++++ SUPPLIED RECORDS ++++
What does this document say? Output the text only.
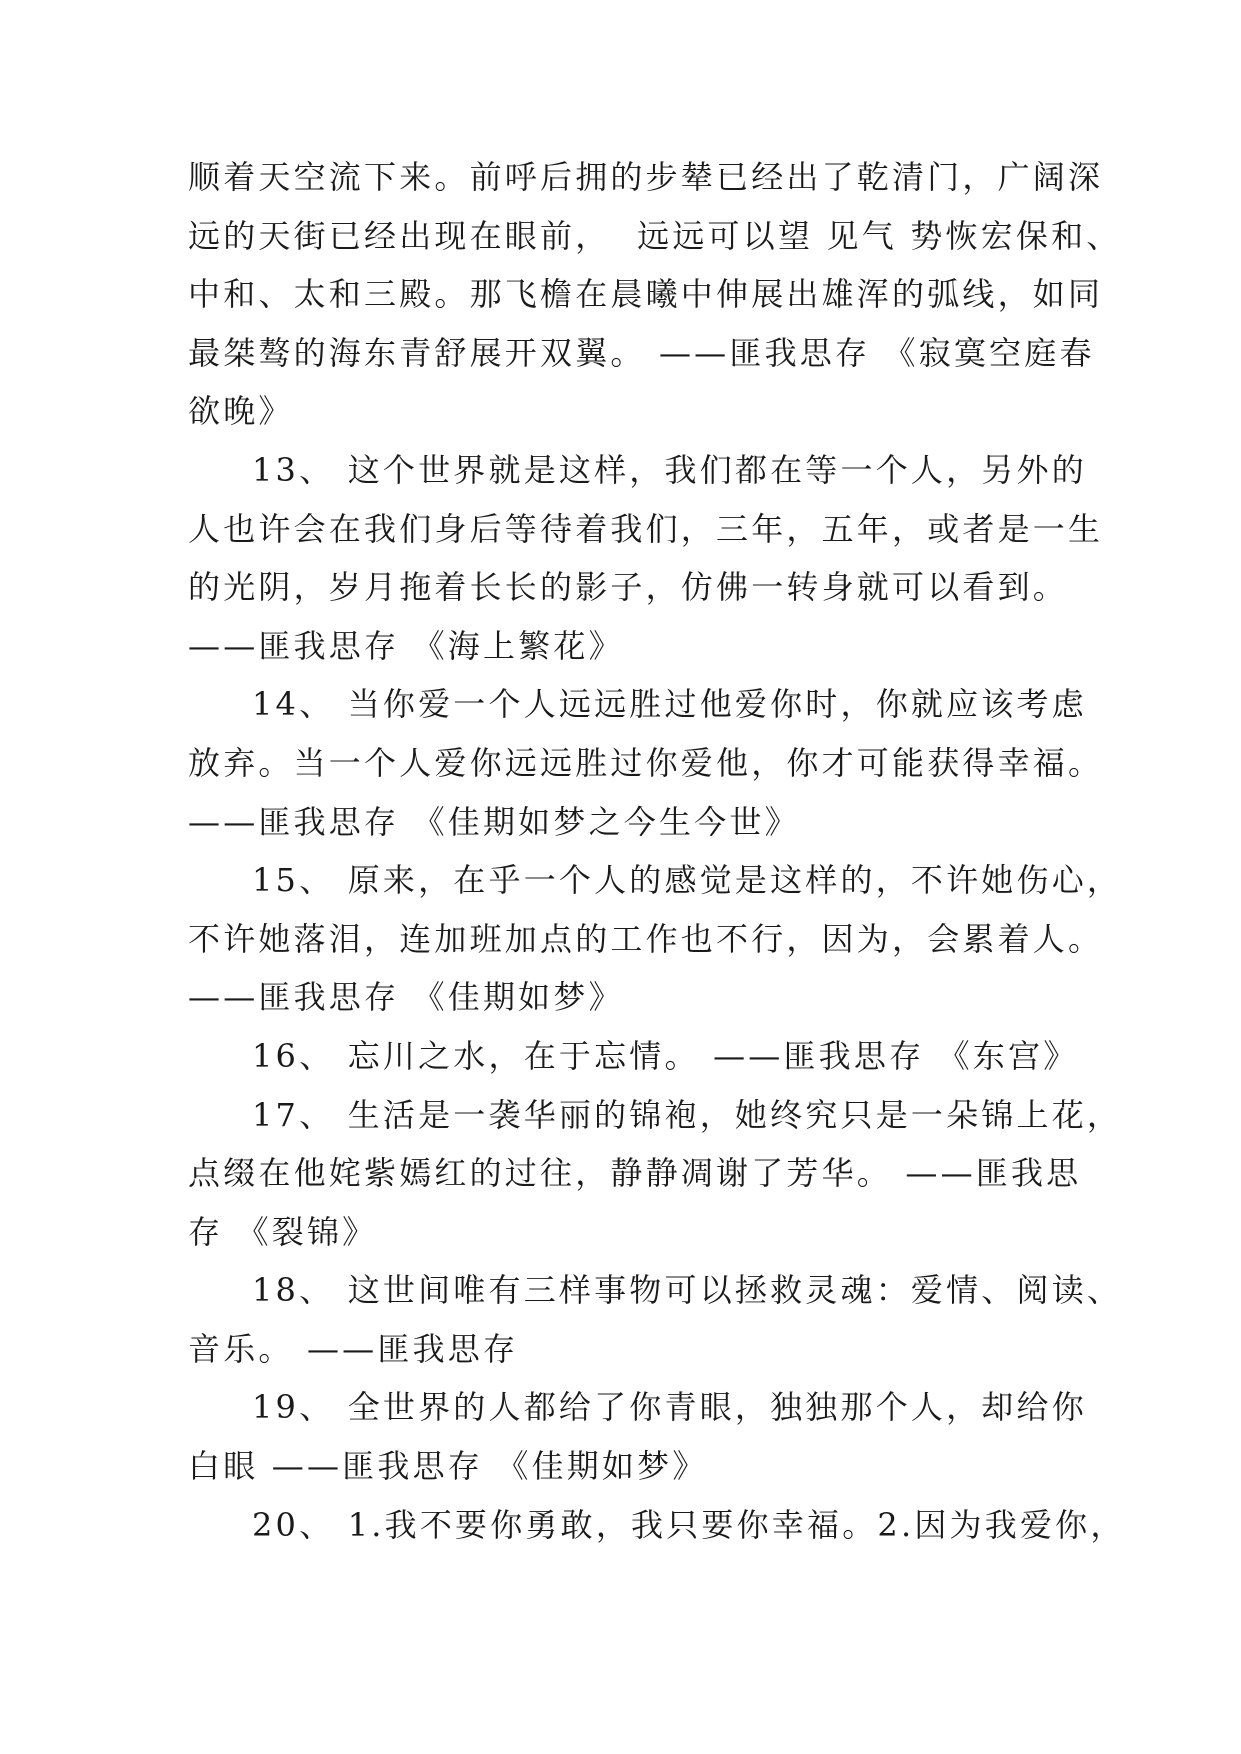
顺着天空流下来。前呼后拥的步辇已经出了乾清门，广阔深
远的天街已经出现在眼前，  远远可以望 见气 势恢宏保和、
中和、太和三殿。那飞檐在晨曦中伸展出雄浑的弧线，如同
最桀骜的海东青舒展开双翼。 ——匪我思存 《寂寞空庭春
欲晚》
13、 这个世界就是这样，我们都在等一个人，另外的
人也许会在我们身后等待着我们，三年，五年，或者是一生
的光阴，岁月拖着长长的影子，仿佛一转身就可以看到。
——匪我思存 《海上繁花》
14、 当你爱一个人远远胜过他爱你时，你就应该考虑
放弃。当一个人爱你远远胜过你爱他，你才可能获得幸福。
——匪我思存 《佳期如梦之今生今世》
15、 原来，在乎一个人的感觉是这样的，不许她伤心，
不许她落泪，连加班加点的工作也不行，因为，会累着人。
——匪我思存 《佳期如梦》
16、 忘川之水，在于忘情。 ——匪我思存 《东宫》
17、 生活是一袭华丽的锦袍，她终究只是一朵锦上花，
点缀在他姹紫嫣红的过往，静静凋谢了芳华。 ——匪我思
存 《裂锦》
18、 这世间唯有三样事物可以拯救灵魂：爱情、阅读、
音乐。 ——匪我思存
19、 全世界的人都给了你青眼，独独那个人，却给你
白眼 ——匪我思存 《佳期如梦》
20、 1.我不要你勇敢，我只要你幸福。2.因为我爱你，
++++
++++ SUPPLIED RECORDS ++++
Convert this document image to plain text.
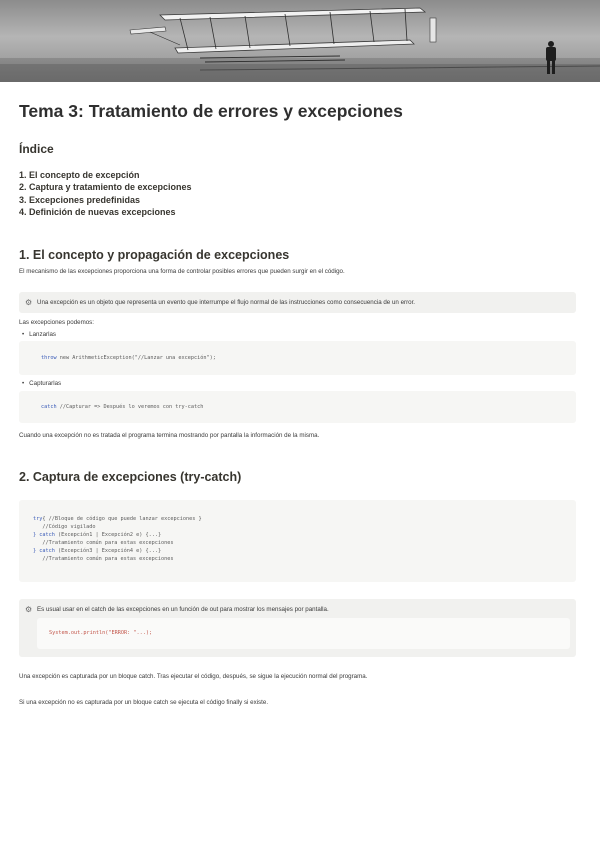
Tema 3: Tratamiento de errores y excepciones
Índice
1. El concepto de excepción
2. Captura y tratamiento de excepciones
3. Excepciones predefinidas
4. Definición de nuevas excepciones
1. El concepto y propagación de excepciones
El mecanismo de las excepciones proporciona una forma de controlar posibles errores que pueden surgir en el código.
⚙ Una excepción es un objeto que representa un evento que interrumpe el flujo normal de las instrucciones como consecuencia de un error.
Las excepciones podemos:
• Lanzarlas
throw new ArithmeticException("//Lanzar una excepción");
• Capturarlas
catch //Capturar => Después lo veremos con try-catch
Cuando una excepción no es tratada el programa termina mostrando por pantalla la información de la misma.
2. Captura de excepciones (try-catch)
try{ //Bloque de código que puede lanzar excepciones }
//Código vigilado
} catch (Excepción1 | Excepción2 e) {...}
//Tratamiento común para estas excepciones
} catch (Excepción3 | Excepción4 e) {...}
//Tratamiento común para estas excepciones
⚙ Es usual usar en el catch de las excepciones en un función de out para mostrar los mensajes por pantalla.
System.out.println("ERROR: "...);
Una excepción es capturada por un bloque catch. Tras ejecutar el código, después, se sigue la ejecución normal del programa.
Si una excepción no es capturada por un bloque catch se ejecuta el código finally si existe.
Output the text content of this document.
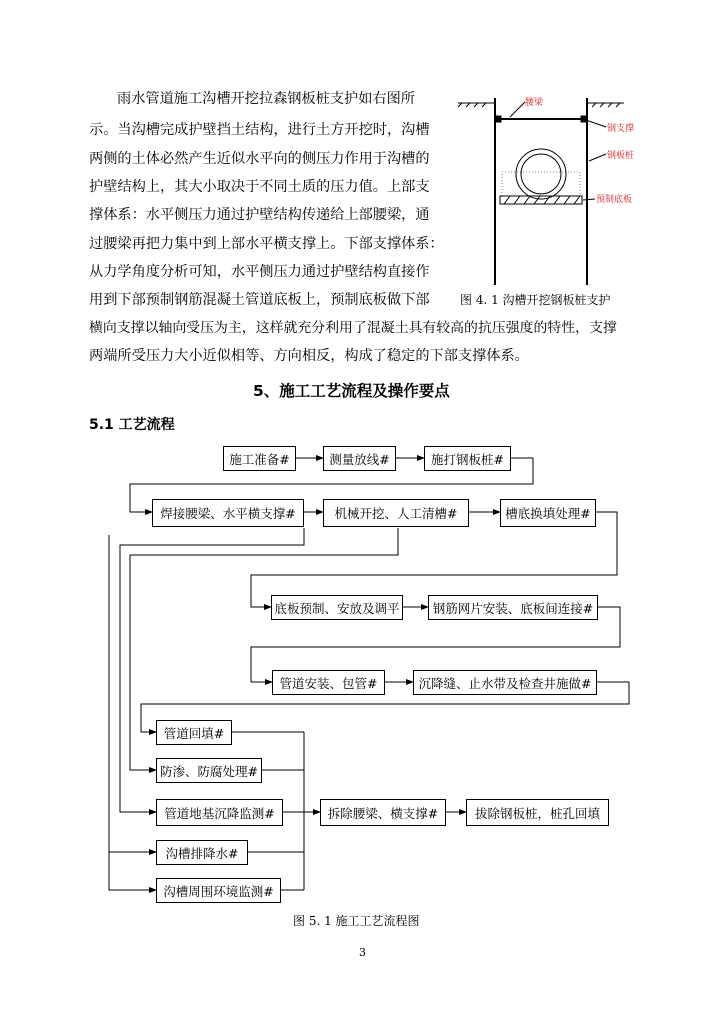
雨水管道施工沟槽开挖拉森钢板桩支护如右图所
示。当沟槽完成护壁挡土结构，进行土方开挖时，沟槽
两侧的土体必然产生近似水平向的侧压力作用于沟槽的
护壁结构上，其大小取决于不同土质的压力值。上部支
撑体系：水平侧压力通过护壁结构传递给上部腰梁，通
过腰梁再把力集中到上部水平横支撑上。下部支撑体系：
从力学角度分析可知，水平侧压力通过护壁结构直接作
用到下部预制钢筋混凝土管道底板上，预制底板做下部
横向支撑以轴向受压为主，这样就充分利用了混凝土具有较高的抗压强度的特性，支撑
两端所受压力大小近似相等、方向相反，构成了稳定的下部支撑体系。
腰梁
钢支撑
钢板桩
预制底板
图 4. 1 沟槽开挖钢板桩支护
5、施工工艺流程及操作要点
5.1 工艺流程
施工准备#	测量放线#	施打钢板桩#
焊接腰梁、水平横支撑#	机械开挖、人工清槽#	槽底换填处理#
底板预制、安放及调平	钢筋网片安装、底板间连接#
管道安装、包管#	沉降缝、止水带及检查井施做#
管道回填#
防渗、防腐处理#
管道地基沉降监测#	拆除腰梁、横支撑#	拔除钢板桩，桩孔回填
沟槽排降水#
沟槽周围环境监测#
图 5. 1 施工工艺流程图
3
++++
WHAT TO WORK ON =
From the listing above, pick out each line where the word "匪我思存" appears.

COMPLETED TASK =
最桀骜的海东青舒展开双翼。 ——匪我思存 《寂寞空庭春
——匪我思存 《海上繁花》
——匪我思存 《佳期如梦之今生今世》
——匪我思存 《佳期如梦》
16、 忘川之水，在于忘情。 ——匪我思存 《东宫》
音乐。 ——匪我思存
白眼 ——匪我思存 《佳期如梦》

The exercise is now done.